> [Required work] Reproduce exactly the lines below, starting with the line that contains "What data populates" and ending with the last line of the records, both included, and nothing else.

> [Dataset items]
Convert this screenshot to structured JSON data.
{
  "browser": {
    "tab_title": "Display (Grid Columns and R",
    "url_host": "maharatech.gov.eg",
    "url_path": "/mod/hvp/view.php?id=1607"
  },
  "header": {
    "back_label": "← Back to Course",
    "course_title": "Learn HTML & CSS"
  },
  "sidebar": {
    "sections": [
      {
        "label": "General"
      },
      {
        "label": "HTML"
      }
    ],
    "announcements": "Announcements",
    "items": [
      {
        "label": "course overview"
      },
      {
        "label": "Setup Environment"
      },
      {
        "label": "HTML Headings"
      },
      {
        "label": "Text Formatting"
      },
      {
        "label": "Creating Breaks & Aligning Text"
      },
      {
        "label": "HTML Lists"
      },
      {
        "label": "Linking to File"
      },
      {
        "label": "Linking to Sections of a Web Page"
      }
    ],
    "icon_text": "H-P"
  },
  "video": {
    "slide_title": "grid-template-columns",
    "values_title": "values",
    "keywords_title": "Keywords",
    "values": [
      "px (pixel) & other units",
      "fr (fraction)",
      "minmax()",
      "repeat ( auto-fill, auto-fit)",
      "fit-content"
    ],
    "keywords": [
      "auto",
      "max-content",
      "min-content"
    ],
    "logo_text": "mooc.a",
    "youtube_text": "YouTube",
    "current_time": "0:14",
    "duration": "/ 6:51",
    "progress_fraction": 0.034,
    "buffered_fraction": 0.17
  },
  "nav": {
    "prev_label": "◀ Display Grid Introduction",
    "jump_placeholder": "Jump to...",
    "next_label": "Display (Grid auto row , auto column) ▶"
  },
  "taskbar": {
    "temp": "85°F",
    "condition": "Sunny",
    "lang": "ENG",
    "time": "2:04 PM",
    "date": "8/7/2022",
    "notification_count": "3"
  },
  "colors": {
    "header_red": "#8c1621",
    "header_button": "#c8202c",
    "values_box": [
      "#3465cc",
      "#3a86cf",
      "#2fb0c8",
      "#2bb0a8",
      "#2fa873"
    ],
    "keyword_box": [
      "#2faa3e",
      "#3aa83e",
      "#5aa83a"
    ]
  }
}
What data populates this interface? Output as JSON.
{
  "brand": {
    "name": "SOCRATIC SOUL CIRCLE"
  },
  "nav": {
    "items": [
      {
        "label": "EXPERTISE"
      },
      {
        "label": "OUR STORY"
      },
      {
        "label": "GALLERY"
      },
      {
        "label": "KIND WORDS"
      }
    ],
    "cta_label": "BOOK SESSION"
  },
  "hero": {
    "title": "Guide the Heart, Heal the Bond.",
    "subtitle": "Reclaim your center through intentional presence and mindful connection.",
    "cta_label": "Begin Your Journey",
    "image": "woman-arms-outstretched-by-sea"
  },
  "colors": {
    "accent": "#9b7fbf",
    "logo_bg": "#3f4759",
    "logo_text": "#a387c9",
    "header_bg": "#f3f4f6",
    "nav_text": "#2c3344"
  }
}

> [Answer]
What data populates this interface? Output as JSON.
{
  "brand": {
    "name": "SOCRATIC SOUL CIRCLE"
  },
  "nav": {
    "items": [
      {
        "label": "EXPERTISE"
      },
      {
        "label": "OUR STORY"
      },
      {
        "label": "GALLERY"
      },
      {
        "label": "KIND WORDS"
      }
    ],
    "cta_label": "BOOK SESSION"
  },
  "hero": {
    "title": "Guide the Heart, Heal the Bond.",
    "subtitle": "Reclaim your center through intentional presence and mindful connection.",
    "cta_label": "Begin Your Journey",
    "image": "woman-arms-outstretched-by-sea"
  },
  "colors": {
    "accent": "#9b7fbf",
    "logo_bg": "#3f4759",
    "logo_text": "#a387c9",
    "header_bg": "#f3f4f6",
    "nav_text": "#2c3344"
  }
}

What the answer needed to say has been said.